» **Requirements**: Copy out every record below with complete accuracy.

— START OF Working data —

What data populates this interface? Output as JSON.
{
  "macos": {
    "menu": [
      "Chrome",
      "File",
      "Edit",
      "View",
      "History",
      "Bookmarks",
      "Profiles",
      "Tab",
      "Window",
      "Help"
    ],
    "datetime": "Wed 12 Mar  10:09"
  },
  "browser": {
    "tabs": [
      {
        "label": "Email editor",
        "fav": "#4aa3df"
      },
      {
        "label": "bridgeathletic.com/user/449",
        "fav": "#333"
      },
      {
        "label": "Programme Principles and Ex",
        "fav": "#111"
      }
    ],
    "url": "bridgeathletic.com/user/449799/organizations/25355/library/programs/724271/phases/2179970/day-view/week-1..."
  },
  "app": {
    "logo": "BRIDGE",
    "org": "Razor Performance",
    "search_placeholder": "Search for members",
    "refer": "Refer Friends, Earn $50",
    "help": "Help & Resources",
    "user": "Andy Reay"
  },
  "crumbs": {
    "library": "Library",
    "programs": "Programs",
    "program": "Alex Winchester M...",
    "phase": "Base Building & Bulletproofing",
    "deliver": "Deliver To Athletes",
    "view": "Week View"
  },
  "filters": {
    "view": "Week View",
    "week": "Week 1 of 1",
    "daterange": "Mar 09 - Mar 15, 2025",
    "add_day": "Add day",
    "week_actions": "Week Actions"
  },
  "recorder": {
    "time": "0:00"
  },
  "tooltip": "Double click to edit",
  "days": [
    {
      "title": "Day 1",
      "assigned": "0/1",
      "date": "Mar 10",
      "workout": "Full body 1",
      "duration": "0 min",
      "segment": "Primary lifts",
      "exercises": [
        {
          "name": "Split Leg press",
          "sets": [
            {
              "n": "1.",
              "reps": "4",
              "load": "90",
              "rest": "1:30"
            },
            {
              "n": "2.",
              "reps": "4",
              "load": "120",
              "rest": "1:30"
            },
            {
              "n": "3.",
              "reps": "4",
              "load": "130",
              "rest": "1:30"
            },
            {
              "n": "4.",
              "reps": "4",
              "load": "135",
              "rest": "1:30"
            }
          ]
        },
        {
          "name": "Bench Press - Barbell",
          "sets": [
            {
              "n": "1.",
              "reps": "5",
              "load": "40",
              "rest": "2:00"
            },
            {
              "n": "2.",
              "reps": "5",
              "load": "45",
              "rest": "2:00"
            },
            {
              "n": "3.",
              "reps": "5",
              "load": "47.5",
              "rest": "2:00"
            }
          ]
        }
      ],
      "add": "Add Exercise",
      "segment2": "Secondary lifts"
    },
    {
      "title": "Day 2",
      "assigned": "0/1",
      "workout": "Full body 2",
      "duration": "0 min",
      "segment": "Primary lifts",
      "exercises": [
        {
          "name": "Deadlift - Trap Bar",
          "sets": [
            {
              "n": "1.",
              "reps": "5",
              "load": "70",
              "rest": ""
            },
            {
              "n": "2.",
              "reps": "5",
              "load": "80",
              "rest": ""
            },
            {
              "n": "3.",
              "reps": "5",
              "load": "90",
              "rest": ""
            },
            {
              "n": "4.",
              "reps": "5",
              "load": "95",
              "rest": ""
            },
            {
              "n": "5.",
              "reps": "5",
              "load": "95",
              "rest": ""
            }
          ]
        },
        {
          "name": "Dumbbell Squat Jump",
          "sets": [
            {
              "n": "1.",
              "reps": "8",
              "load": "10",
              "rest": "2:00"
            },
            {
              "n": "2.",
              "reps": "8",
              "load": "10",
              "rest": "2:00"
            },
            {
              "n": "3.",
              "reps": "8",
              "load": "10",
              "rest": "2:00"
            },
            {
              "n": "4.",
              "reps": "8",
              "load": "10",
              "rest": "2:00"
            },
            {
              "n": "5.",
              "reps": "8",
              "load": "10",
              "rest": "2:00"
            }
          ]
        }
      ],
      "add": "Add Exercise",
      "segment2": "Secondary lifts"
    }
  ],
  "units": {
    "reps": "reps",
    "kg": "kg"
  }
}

— END OF Working data —

» **Final answer**:
What data populates this interface? Output as JSON.
{
  "macos": {
    "menu": [
      "Chrome",
      "File",
      "Edit",
      "View",
      "History",
      "Bookmarks",
      "Profiles",
      "Tab",
      "Window",
      "Help"
    ],
    "datetime": "Wed 12 Mar  10:09"
  },
  "browser": {
    "tabs": [
      {
        "label": "Email editor",
        "fav": "#4aa3df"
      },
      {
        "label": "bridgeathletic.com/user/449",
        "fav": "#333"
      },
      {
        "label": "Programme Principles and Ex",
        "fav": "#111"
      }
    ],
    "url": "bridgeathletic.com/user/449799/organizations/25355/library/programs/724271/phases/2179970/day-view/week-1..."
  },
  "app": {
    "logo": "BRIDGE",
    "org": "Razor Performance",
    "search_placeholder": "Search for members",
    "refer": "Refer Friends, Earn $50",
    "help": "Help & Resources",
    "user": "Andy Reay"
  },
  "crumbs": {
    "library": "Library",
    "programs": "Programs",
    "program": "Alex Winchester M...",
    "phase": "Base Building & Bulletproofing",
    "deliver": "Deliver To Athletes",
    "view": "Week View"
  },
  "filters": {
    "view": "Week View",
    "week": "Week 1 of 1",
    "daterange": "Mar 09 - Mar 15, 2025",
    "add_day": "Add day",
    "week_actions": "Week Actions"
  },
  "recorder": {
    "time": "0:00"
  },
  "tooltip": "Double click to edit",
  "days": [
    {
      "title": "Day 1",
      "assigned": "0/1",
      "date": "Mar 10",
      "workout": "Full body 1",
      "duration": "0 min",
      "segment": "Primary lifts",
      "exercises": [
        {
          "name": "Split Leg press",
          "sets": [
            {
              "n": "1.",
              "reps": "4",
              "load": "90",
              "rest": "1:30"
            },
            {
              "n": "2.",
              "reps": "4",
              "load": "120",
              "rest": "1:30"
            },
            {
              "n": "3.",
              "reps": "4",
              "load": "130",
              "rest": "1:30"
            },
            {
              "n": "4.",
              "reps": "4",
              "load": "135",
              "rest": "1:30"
            }
          ]
        },
        {
          "name": "Bench Press - Barbell",
          "sets": [
            {
              "n": "1.",
              "reps": "5",
              "load": "40",
              "rest": "2:00"
            },
            {
              "n": "2.",
              "reps": "5",
              "load": "45",
              "rest": "2:00"
            },
            {
              "n": "3.",
              "reps": "5",
              "load": "47.5",
              "rest": "2:00"
            }
          ]
        }
      ],
      "add": "Add Exercise",
      "segment2": "Secondary lifts"
    },
    {
      "title": "Day 2",
      "assigned": "0/1",
      "workout": "Full body 2",
      "duration": "0 min",
      "segment": "Primary lifts",
      "exercises": [
        {
          "name": "Deadlift - Trap Bar",
          "sets": [
            {
              "n": "1.",
              "reps": "5",
              "load": "70",
              "rest": ""
            },
            {
              "n": "2.",
              "reps": "5",
              "load": "80",
              "rest": ""
            },
            {
              "n": "3.",
              "reps": "5",
              "load": "90",
              "rest": ""
            },
            {
              "n": "4.",
              "reps": "5",
              "load": "95",
              "rest": ""
            },
            {
              "n": "5.",
              "reps": "5",
              "load": "95",
              "rest": ""
            }
          ]
        },
        {
          "name": "Dumbbell Squat Jump",
          "sets": [
            {
              "n": "1.",
              "reps": "8",
              "load": "10",
              "rest": "2:00"
            },
            {
              "n": "2.",
              "reps": "8",
              "load": "10",
              "rest": "2:00"
            },
            {
              "n": "3.",
              "reps": "8",
              "load": "10",
              "rest": "2:00"
            },
            {
              "n": "4.",
              "reps": "8",
              "load": "10",
              "rest": "2:00"
            },
            {
              "n": "5.",
              "reps": "8",
              "load": "10",
              "rest": "2:00"
            }
          ]
        }
      ],
      "add": "Add Exercise",
      "segment2": "Secondary lifts"
    }
  ],
  "units": {
    "reps": "reps",
    "kg": "kg"
  }
}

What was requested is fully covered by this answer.